# EXERCISE REQUIREMENTS
Copy out each line of the material below that holds the string "Surangusa".

☆ ☆ ☆

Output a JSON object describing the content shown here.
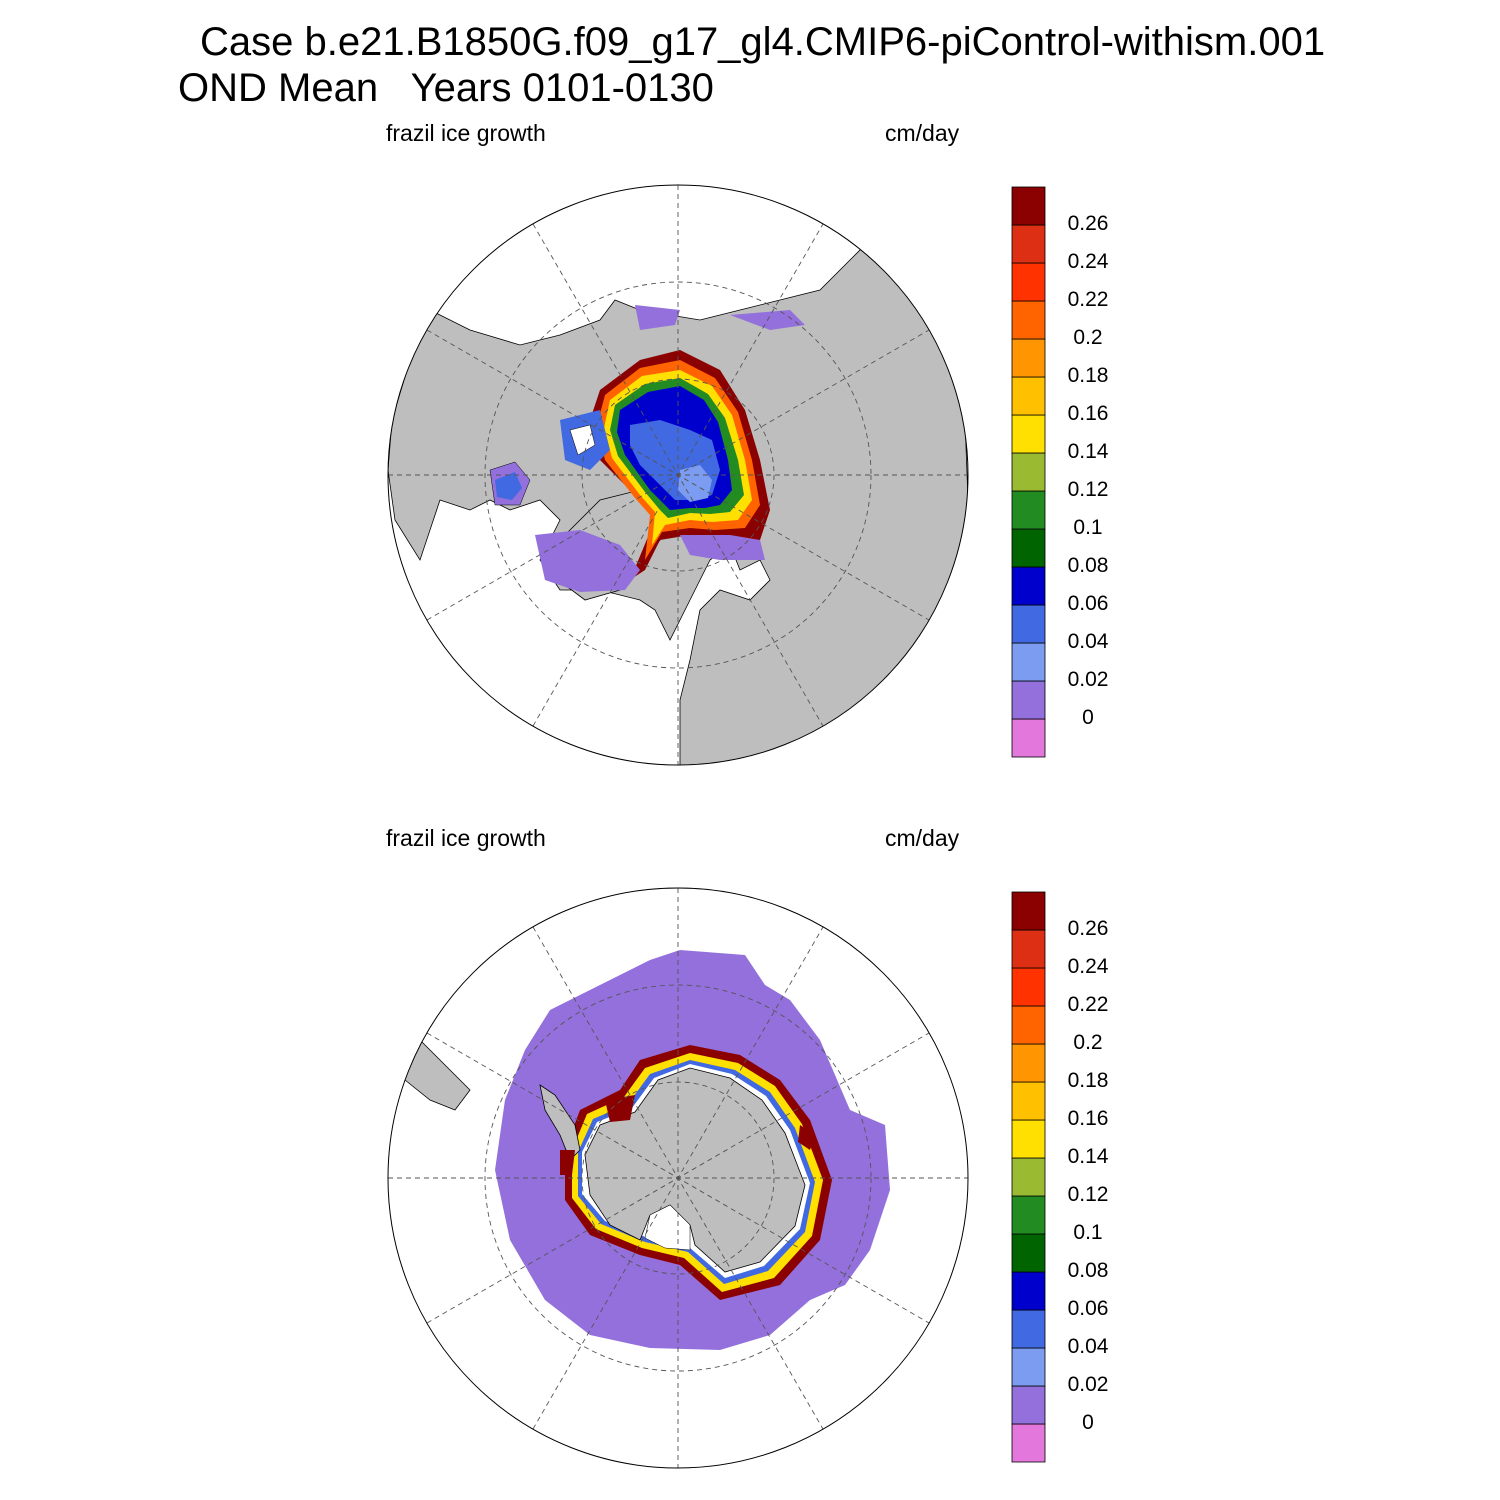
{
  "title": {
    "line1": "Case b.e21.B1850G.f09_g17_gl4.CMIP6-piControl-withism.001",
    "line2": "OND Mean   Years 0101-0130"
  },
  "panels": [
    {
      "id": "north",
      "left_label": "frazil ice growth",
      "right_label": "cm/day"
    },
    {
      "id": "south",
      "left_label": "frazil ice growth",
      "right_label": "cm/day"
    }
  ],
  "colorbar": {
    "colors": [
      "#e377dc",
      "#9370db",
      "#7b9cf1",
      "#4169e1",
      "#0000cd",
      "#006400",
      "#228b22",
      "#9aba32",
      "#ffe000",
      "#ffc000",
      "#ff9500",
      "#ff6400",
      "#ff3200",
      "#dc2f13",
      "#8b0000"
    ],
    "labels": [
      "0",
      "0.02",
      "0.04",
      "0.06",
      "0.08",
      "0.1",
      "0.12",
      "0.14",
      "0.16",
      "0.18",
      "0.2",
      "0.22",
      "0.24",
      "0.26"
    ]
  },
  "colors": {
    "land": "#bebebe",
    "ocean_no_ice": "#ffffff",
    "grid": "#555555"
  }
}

☆ ☆ ☆

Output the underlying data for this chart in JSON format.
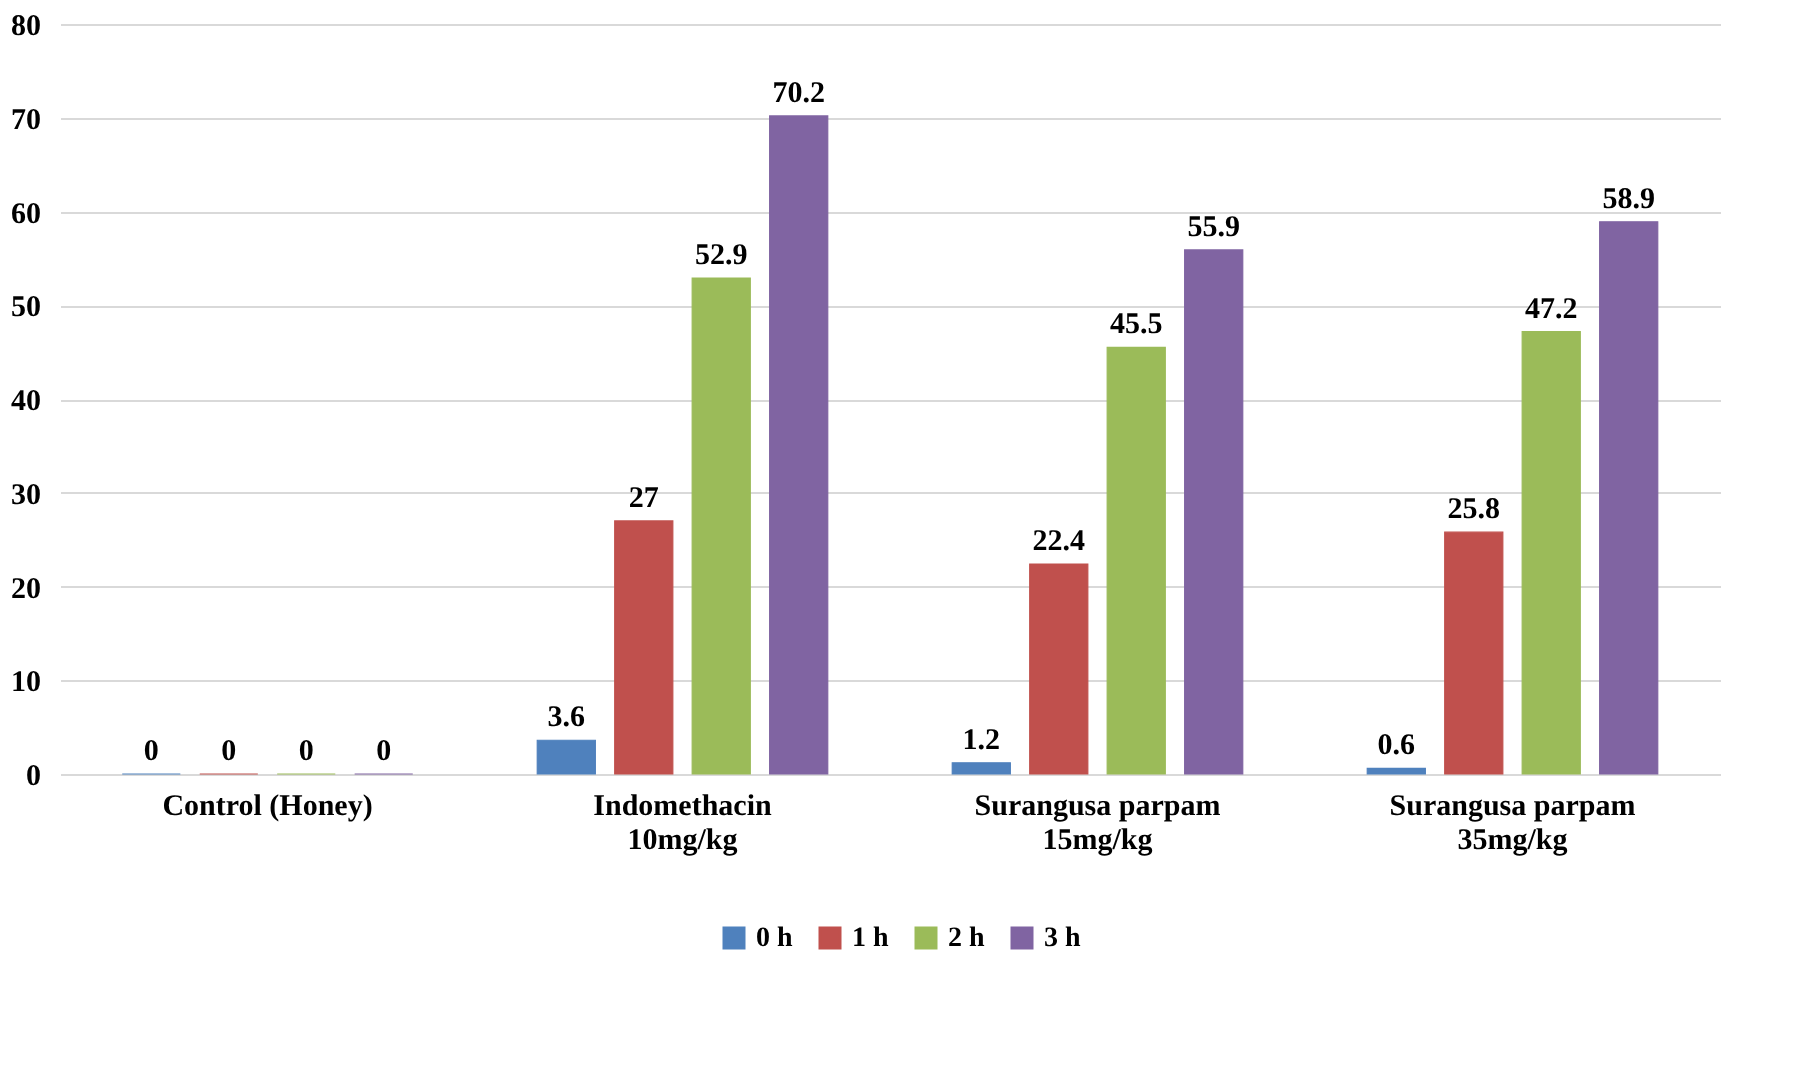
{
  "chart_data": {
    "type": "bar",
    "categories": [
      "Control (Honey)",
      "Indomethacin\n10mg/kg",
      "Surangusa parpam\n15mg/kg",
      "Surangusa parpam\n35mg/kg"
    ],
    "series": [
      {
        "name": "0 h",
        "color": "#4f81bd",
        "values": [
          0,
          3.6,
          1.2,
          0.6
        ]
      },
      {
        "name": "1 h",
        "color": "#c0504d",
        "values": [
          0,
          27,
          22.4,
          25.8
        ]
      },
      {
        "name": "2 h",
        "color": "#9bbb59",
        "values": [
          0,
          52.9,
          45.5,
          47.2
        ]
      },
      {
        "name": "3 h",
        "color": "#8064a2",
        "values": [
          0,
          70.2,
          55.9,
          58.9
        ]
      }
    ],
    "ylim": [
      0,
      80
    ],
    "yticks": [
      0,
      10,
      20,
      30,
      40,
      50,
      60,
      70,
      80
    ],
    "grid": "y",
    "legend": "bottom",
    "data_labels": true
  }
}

☆ ☆ ☆

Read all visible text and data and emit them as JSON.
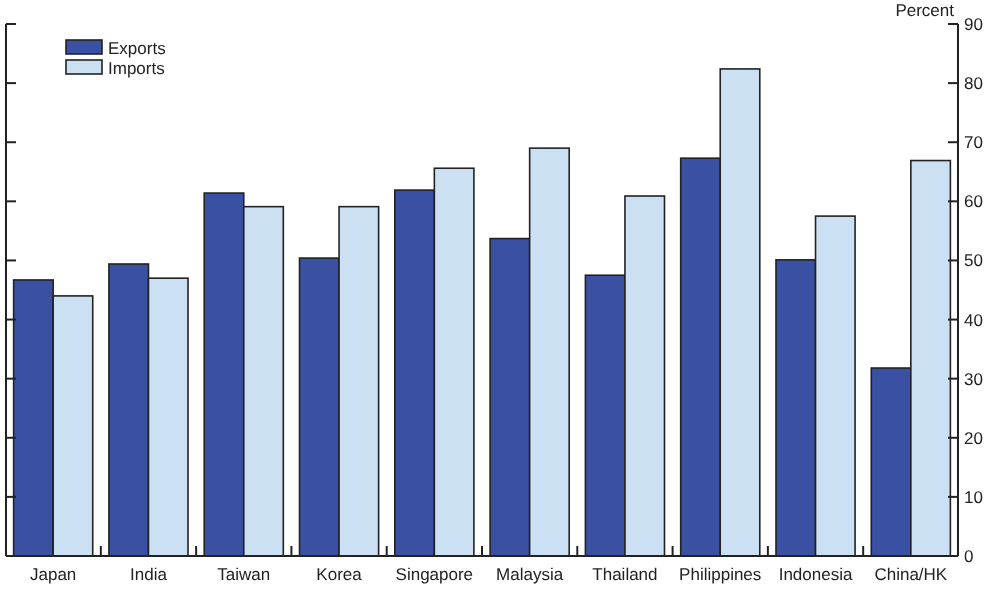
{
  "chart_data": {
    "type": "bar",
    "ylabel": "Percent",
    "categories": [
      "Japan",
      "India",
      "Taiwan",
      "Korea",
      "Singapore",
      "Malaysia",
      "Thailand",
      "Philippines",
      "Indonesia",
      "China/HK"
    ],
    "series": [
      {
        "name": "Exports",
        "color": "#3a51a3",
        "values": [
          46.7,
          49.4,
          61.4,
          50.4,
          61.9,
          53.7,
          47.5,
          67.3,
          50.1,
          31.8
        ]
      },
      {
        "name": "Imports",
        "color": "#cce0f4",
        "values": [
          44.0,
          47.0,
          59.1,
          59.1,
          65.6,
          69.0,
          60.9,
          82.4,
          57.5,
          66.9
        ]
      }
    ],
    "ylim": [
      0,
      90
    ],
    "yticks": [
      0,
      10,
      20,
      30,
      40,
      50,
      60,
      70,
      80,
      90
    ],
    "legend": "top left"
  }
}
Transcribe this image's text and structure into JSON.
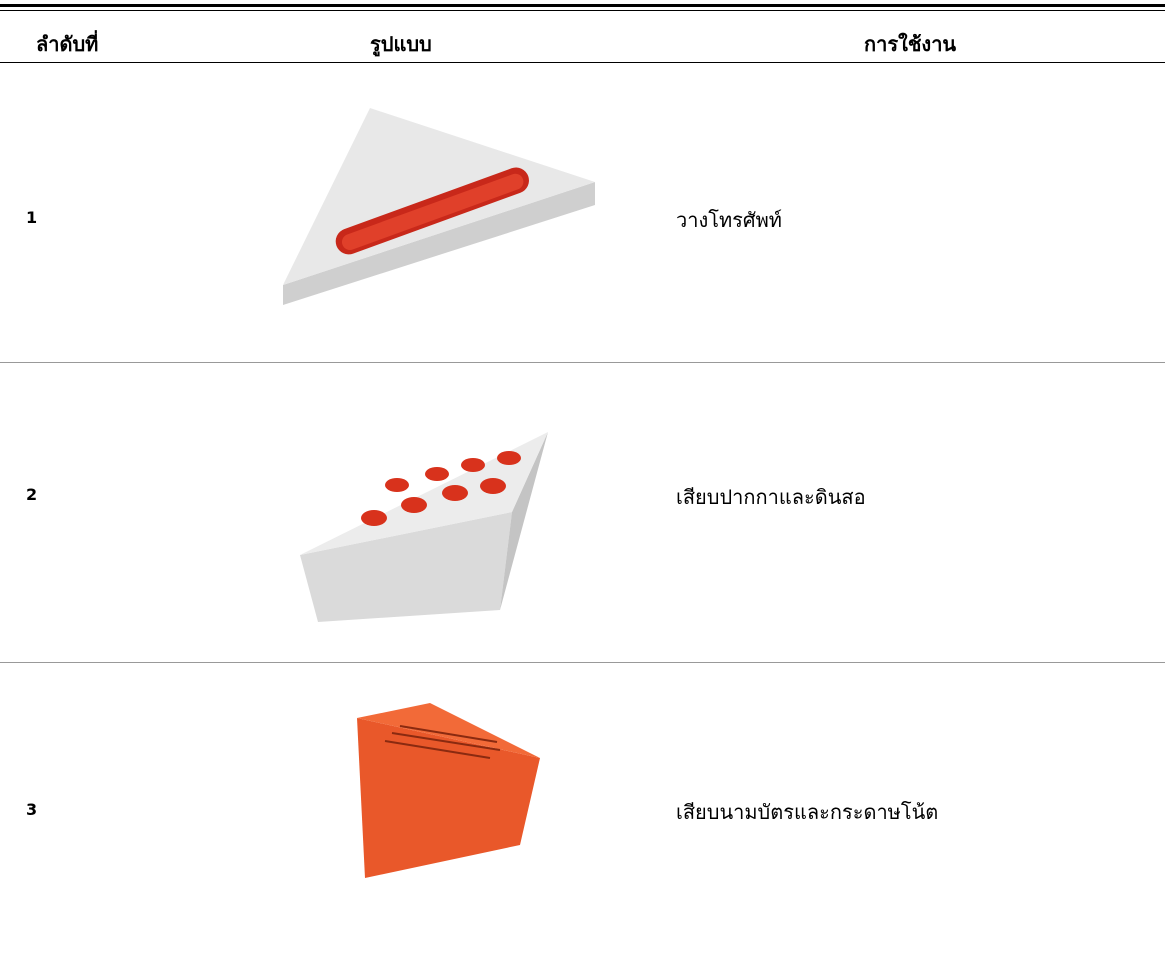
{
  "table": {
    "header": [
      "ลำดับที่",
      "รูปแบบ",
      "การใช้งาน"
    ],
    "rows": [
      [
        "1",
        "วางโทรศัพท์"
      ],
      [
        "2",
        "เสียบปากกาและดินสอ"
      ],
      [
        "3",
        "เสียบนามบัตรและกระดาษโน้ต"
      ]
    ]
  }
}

☆ ☆ ☆

# FULL ANSWER
      "Surangusa parpam\n15mg/kg",
      "Surangusa parpam\n35mg/kg"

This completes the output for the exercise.